Reproduce all of the data that follows, character for character.

--- BEGIN ---

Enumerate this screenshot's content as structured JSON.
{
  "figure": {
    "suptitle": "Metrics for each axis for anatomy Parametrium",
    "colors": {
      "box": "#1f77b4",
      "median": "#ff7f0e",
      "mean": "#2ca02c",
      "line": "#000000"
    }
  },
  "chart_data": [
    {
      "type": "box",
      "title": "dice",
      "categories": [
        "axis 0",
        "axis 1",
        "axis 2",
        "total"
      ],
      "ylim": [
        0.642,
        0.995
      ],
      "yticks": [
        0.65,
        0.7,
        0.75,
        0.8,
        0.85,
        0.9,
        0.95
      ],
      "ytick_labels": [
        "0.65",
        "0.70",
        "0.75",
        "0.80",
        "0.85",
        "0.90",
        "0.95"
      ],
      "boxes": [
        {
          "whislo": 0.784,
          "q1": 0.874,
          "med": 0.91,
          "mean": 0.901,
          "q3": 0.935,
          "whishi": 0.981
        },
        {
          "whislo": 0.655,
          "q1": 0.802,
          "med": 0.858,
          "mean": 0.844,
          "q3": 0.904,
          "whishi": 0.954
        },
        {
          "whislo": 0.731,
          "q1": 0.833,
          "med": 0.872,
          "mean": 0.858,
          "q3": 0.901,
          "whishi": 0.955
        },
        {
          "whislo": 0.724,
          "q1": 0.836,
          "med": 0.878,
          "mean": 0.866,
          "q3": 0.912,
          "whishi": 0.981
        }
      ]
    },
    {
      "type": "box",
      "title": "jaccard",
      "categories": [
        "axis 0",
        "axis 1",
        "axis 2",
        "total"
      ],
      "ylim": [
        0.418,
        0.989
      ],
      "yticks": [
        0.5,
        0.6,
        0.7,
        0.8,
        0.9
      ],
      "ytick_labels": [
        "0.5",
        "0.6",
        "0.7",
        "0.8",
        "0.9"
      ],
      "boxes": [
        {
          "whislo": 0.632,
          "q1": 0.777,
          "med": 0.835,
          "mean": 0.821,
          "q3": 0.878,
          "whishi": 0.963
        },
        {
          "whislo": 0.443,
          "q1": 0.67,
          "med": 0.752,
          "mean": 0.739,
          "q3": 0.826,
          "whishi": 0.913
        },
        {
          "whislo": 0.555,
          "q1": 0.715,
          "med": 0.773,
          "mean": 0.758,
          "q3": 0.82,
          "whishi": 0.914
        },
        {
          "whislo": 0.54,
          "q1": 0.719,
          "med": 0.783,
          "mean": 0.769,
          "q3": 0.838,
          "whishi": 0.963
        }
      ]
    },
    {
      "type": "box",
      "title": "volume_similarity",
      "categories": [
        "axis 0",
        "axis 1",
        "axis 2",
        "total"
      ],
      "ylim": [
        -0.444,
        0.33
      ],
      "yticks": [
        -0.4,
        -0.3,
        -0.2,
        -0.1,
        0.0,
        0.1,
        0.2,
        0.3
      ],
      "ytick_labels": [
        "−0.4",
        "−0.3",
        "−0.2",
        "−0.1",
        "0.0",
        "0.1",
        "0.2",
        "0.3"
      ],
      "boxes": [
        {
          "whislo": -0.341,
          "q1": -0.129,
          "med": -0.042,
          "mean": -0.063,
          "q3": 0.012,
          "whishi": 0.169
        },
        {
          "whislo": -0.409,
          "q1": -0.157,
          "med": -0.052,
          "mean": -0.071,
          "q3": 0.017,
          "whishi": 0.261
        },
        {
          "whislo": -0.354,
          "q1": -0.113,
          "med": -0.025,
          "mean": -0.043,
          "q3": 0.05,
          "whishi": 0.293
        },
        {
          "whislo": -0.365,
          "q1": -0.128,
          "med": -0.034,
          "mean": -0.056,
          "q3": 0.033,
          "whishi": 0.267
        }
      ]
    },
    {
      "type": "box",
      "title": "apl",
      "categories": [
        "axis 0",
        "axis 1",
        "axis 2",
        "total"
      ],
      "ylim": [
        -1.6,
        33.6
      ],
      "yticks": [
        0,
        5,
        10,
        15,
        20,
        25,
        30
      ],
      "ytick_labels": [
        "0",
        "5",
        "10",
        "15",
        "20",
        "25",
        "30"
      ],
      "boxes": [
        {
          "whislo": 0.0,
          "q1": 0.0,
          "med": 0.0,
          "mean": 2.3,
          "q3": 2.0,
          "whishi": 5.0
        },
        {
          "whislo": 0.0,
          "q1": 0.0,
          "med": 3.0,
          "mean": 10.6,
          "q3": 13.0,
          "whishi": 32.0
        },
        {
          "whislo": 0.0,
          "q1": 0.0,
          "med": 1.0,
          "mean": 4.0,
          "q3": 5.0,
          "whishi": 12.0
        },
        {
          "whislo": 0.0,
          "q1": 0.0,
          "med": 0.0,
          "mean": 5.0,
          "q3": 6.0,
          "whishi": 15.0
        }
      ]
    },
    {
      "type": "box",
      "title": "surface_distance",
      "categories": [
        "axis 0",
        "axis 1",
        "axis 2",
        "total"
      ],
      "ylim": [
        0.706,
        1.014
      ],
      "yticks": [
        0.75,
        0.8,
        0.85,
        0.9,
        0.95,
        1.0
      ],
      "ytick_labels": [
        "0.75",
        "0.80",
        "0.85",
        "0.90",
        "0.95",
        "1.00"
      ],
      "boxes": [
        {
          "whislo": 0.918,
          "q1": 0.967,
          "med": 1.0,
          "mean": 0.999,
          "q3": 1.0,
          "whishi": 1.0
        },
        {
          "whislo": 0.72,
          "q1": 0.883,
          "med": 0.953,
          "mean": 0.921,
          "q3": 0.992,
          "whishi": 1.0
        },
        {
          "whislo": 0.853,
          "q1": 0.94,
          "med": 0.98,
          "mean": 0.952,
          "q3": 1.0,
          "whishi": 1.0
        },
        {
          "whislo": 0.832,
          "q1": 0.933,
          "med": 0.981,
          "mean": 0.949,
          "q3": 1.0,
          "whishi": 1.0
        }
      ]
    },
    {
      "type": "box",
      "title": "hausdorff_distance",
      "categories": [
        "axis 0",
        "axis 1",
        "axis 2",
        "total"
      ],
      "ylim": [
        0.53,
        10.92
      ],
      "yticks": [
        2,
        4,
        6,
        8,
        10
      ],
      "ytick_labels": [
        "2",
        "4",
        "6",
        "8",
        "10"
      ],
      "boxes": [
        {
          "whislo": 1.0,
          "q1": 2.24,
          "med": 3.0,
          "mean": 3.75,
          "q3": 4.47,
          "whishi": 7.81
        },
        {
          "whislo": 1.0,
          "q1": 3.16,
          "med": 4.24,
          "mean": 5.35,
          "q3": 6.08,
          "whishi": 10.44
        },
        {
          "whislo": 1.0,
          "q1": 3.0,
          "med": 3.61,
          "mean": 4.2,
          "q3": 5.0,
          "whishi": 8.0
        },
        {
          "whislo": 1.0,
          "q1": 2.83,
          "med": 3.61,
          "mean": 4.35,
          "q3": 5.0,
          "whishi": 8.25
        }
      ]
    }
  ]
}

--- END ---

▶ Response to this exercise:
Enumerate this screenshot's content as structured JSON.
{
  "figure": {
    "suptitle": "Metrics for each axis for anatomy Parametrium",
    "colors": {
      "box": "#1f77b4",
      "median": "#ff7f0e",
      "mean": "#2ca02c",
      "line": "#000000"
    }
  },
  "chart_data": [
    {
      "type": "box",
      "title": "dice",
      "categories": [
        "axis 0",
        "axis 1",
        "axis 2",
        "total"
      ],
      "ylim": [
        0.642,
        0.995
      ],
      "yticks": [
        0.65,
        0.7,
        0.75,
        0.8,
        0.85,
        0.9,
        0.95
      ],
      "ytick_labels": [
        "0.65",
        "0.70",
        "0.75",
        "0.80",
        "0.85",
        "0.90",
        "0.95"
      ],
      "boxes": [
        {
          "whislo": 0.784,
          "q1": 0.874,
          "med": 0.91,
          "mean": 0.901,
          "q3": 0.935,
          "whishi": 0.981
        },
        {
          "whislo": 0.655,
          "q1": 0.802,
          "med": 0.858,
          "mean": 0.844,
          "q3": 0.904,
          "whishi": 0.954
        },
        {
          "whislo": 0.731,
          "q1": 0.833,
          "med": 0.872,
          "mean": 0.858,
          "q3": 0.901,
          "whishi": 0.955
        },
        {
          "whislo": 0.724,
          "q1": 0.836,
          "med": 0.878,
          "mean": 0.866,
          "q3": 0.912,
          "whishi": 0.981
        }
      ]
    },
    {
      "type": "box",
      "title": "jaccard",
      "categories": [
        "axis 0",
        "axis 1",
        "axis 2",
        "total"
      ],
      "ylim": [
        0.418,
        0.989
      ],
      "yticks": [
        0.5,
        0.6,
        0.7,
        0.8,
        0.9
      ],
      "ytick_labels": [
        "0.5",
        "0.6",
        "0.7",
        "0.8",
        "0.9"
      ],
      "boxes": [
        {
          "whislo": 0.632,
          "q1": 0.777,
          "med": 0.835,
          "mean": 0.821,
          "q3": 0.878,
          "whishi": 0.963
        },
        {
          "whislo": 0.443,
          "q1": 0.67,
          "med": 0.752,
          "mean": 0.739,
          "q3": 0.826,
          "whishi": 0.913
        },
        {
          "whislo": 0.555,
          "q1": 0.715,
          "med": 0.773,
          "mean": 0.758,
          "q3": 0.82,
          "whishi": 0.914
        },
        {
          "whislo": 0.54,
          "q1": 0.719,
          "med": 0.783,
          "mean": 0.769,
          "q3": 0.838,
          "whishi": 0.963
        }
      ]
    },
    {
      "type": "box",
      "title": "volume_similarity",
      "categories": [
        "axis 0",
        "axis 1",
        "axis 2",
        "total"
      ],
      "ylim": [
        -0.444,
        0.33
      ],
      "yticks": [
        -0.4,
        -0.3,
        -0.2,
        -0.1,
        0.0,
        0.1,
        0.2,
        0.3
      ],
      "ytick_labels": [
        "−0.4",
        "−0.3",
        "−0.2",
        "−0.1",
        "0.0",
        "0.1",
        "0.2",
        "0.3"
      ],
      "boxes": [
        {
          "whislo": -0.341,
          "q1": -0.129,
          "med": -0.042,
          "mean": -0.063,
          "q3": 0.012,
          "whishi": 0.169
        },
        {
          "whislo": -0.409,
          "q1": -0.157,
          "med": -0.052,
          "mean": -0.071,
          "q3": 0.017,
          "whishi": 0.261
        },
        {
          "whislo": -0.354,
          "q1": -0.113,
          "med": -0.025,
          "mean": -0.043,
          "q3": 0.05,
          "whishi": 0.293
        },
        {
          "whislo": -0.365,
          "q1": -0.128,
          "med": -0.034,
          "mean": -0.056,
          "q3": 0.033,
          "whishi": 0.267
        }
      ]
    },
    {
      "type": "box",
      "title": "apl",
      "categories": [
        "axis 0",
        "axis 1",
        "axis 2",
        "total"
      ],
      "ylim": [
        -1.6,
        33.6
      ],
      "yticks": [
        0,
        5,
        10,
        15,
        20,
        25,
        30
      ],
      "ytick_labels": [
        "0",
        "5",
        "10",
        "15",
        "20",
        "25",
        "30"
      ],
      "boxes": [
        {
          "whislo": 0.0,
          "q1": 0.0,
          "med": 0.0,
          "mean": 2.3,
          "q3": 2.0,
          "whishi": 5.0
        },
        {
          "whislo": 0.0,
          "q1": 0.0,
          "med": 3.0,
          "mean": 10.6,
          "q3": 13.0,
          "whishi": 32.0
        },
        {
          "whislo": 0.0,
          "q1": 0.0,
          "med": 1.0,
          "mean": 4.0,
          "q3": 5.0,
          "whishi": 12.0
        },
        {
          "whislo": 0.0,
          "q1": 0.0,
          "med": 0.0,
          "mean": 5.0,
          "q3": 6.0,
          "whishi": 15.0
        }
      ]
    },
    {
      "type": "box",
      "title": "surface_distance",
      "categories": [
        "axis 0",
        "axis 1",
        "axis 2",
        "total"
      ],
      "ylim": [
        0.706,
        1.014
      ],
      "yticks": [
        0.75,
        0.8,
        0.85,
        0.9,
        0.95,
        1.0
      ],
      "ytick_labels": [
        "0.75",
        "0.80",
        "0.85",
        "0.90",
        "0.95",
        "1.00"
      ],
      "boxes": [
        {
          "whislo": 0.918,
          "q1": 0.967,
          "med": 1.0,
          "mean": 0.999,
          "q3": 1.0,
          "whishi": 1.0
        },
        {
          "whislo": 0.72,
          "q1": 0.883,
          "med": 0.953,
          "mean": 0.921,
          "q3": 0.992,
          "whishi": 1.0
        },
        {
          "whislo": 0.853,
          "q1": 0.94,
          "med": 0.98,
          "mean": 0.952,
          "q3": 1.0,
          "whishi": 1.0
        },
        {
          "whislo": 0.832,
          "q1": 0.933,
          "med": 0.981,
          "mean": 0.949,
          "q3": 1.0,
          "whishi": 1.0
        }
      ]
    },
    {
      "type": "box",
      "title": "hausdorff_distance",
      "categories": [
        "axis 0",
        "axis 1",
        "axis 2",
        "total"
      ],
      "ylim": [
        0.53,
        10.92
      ],
      "yticks": [
        2,
        4,
        6,
        8,
        10
      ],
      "ytick_labels": [
        "2",
        "4",
        "6",
        "8",
        "10"
      ],
      "boxes": [
        {
          "whislo": 1.0,
          "q1": 2.24,
          "med": 3.0,
          "mean": 3.75,
          "q3": 4.47,
          "whishi": 7.81
        },
        {
          "whislo": 1.0,
          "q1": 3.16,
          "med": 4.24,
          "mean": 5.35,
          "q3": 6.08,
          "whishi": 10.44
        },
        {
          "whislo": 1.0,
          "q1": 3.0,
          "med": 3.61,
          "mean": 4.2,
          "q3": 5.0,
          "whishi": 8.0
        },
        {
          "whislo": 1.0,
          "q1": 2.83,
          "med": 3.61,
          "mean": 4.35,
          "q3": 5.0,
          "whishi": 8.25
        }
      ]
    }
  ]
}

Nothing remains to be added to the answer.